EXERCISE DETAILS ▸ A verbatim copy of the records is required, with all pictures left out.
[BEGIN]
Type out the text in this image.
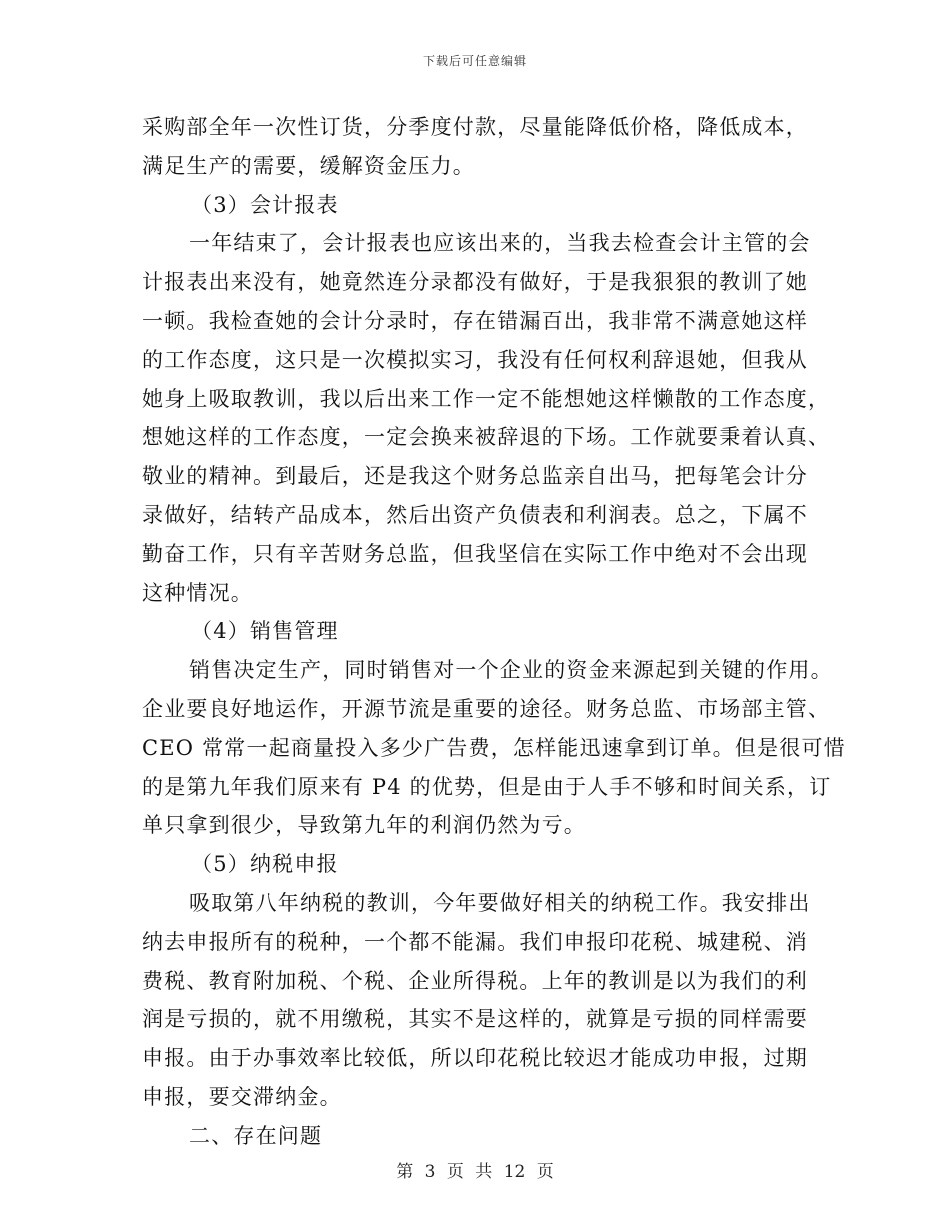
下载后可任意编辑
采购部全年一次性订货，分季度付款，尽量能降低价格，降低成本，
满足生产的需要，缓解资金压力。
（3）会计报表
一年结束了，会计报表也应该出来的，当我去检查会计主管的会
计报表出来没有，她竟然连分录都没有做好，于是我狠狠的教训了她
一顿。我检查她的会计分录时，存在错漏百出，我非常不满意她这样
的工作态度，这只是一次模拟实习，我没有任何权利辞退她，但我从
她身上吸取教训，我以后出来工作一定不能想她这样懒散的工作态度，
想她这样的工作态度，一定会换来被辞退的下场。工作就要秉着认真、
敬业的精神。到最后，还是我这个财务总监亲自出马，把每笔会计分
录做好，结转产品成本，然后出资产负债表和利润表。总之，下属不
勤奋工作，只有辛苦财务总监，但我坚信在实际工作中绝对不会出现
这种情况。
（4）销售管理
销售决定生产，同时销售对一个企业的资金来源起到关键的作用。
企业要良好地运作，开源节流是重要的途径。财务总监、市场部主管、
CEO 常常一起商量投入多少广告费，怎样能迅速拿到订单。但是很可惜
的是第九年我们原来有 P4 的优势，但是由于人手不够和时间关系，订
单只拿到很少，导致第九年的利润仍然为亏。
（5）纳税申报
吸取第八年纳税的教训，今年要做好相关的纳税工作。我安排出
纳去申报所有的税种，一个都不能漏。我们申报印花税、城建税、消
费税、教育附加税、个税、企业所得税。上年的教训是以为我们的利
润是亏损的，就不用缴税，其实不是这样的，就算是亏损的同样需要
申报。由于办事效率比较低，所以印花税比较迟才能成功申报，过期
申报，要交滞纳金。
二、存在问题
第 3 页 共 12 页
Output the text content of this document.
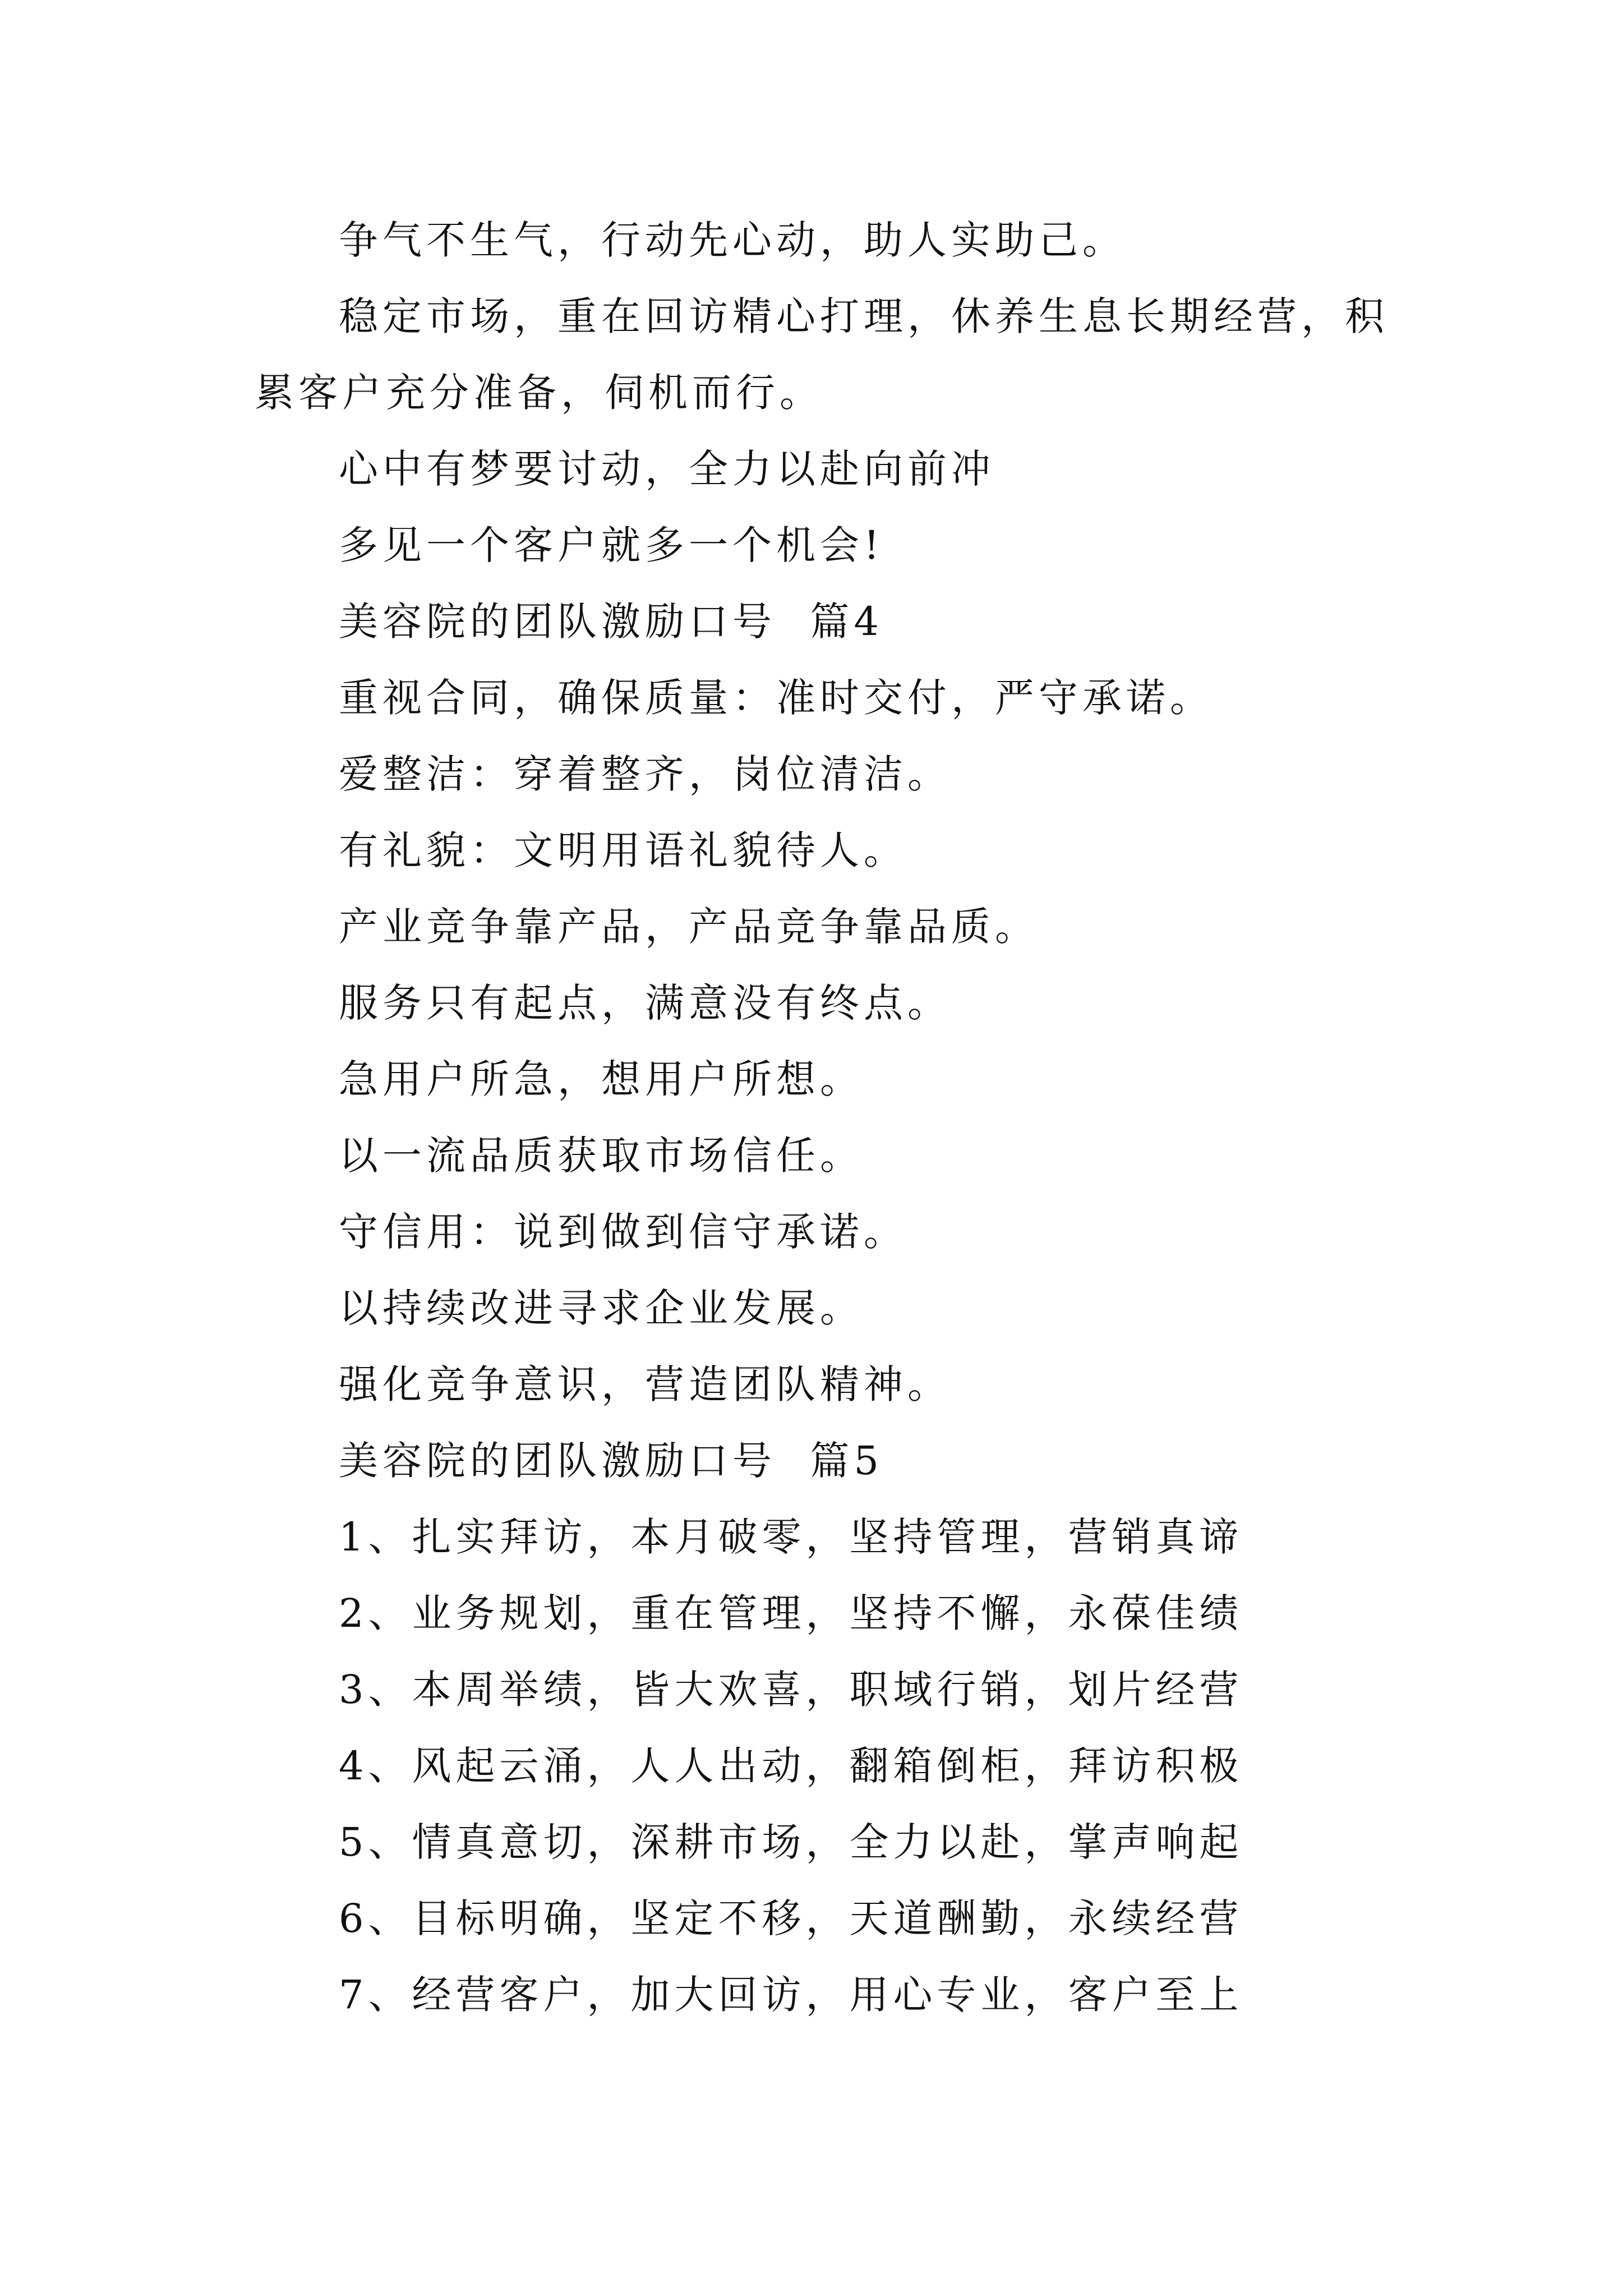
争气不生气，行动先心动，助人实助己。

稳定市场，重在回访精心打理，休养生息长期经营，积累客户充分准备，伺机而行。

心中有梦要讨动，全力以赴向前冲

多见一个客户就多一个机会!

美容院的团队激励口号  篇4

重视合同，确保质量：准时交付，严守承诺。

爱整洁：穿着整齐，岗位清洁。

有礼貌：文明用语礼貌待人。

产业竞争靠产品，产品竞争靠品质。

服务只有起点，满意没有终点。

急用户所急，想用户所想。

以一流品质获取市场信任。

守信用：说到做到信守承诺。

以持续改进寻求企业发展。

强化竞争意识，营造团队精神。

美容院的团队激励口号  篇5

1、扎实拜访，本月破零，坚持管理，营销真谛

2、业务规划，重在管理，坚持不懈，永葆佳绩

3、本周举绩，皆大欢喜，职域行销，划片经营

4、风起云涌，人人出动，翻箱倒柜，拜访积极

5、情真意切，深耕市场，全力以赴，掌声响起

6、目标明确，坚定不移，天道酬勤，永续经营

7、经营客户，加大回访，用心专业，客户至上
[END]
RESULT ▸
Type out the text in this image.
下载后可任意编辑
采购部全年一次性订货，分季度付款，尽量能降低价格，降低成本，
满足生产的需要，缓解资金压力。
（3）会计报表
一年结束了，会计报表也应该出来的，当我去检查会计主管的会
计报表出来没有，她竟然连分录都没有做好，于是我狠狠的教训了她
一顿。我检查她的会计分录时，存在错漏百出，我非常不满意她这样
的工作态度，这只是一次模拟实习，我没有任何权利辞退她，但我从
她身上吸取教训，我以后出来工作一定不能想她这样懒散的工作态度，
想她这样的工作态度，一定会换来被辞退的下场。工作就要秉着认真、
敬业的精神。到最后，还是我这个财务总监亲自出马，把每笔会计分
录做好，结转产品成本，然后出资产负债表和利润表。总之，下属不
勤奋工作，只有辛苦财务总监，但我坚信在实际工作中绝对不会出现
这种情况。
（4）销售管理
销售决定生产，同时销售对一个企业的资金来源起到关键的作用。
企业要良好地运作，开源节流是重要的途径。财务总监、市场部主管、
CEO 常常一起商量投入多少广告费，怎样能迅速拿到订单。但是很可惜
的是第九年我们原来有 P4 的优势，但是由于人手不够和时间关系，订
单只拿到很少，导致第九年的利润仍然为亏。
（5）纳税申报
吸取第八年纳税的教训，今年要做好相关的纳税工作。我安排出
纳去申报所有的税种，一个都不能漏。我们申报印花税、城建税、消
费税、教育附加税、个税、企业所得税。上年的教训是以为我们的利
润是亏损的，就不用缴税，其实不是这样的，就算是亏损的同样需要
申报。由于办事效率比较低，所以印花税比较迟才能成功申报，过期
申报，要交滞纳金。
二、存在问题
第 3 页 共 12 页
Output the text content of this document.
争气不生气，行动先心动，助人实助己。

稳定市场，重在回访精心打理，休养生息长期经营，积累客户充分准备，伺机而行。

心中有梦要讨动，全力以赴向前冲

多见一个客户就多一个机会!

美容院的团队激励口号  篇4

重视合同，确保质量：准时交付，严守承诺。

爱整洁：穿着整齐，岗位清洁。

有礼貌：文明用语礼貌待人。

产业竞争靠产品，产品竞争靠品质。

服务只有起点，满意没有终点。

急用户所急，想用户所想。

以一流品质获取市场信任。

守信用：说到做到信守承诺。

以持续改进寻求企业发展。

强化竞争意识，营造团队精神。

美容院的团队激励口号  篇5

1、扎实拜访，本月破零，坚持管理，营销真谛

2、业务规划，重在管理，坚持不懈，永葆佳绩

3、本周举绩，皆大欢喜，职域行销，划片经营

4、风起云涌，人人出动，翻箱倒柜，拜访积极

5、情真意切，深耕市场，全力以赴，掌声响起

6、目标明确，坚定不移，天道酬勤，永续经营

7、经营客户，加大回访，用心专业，客户至上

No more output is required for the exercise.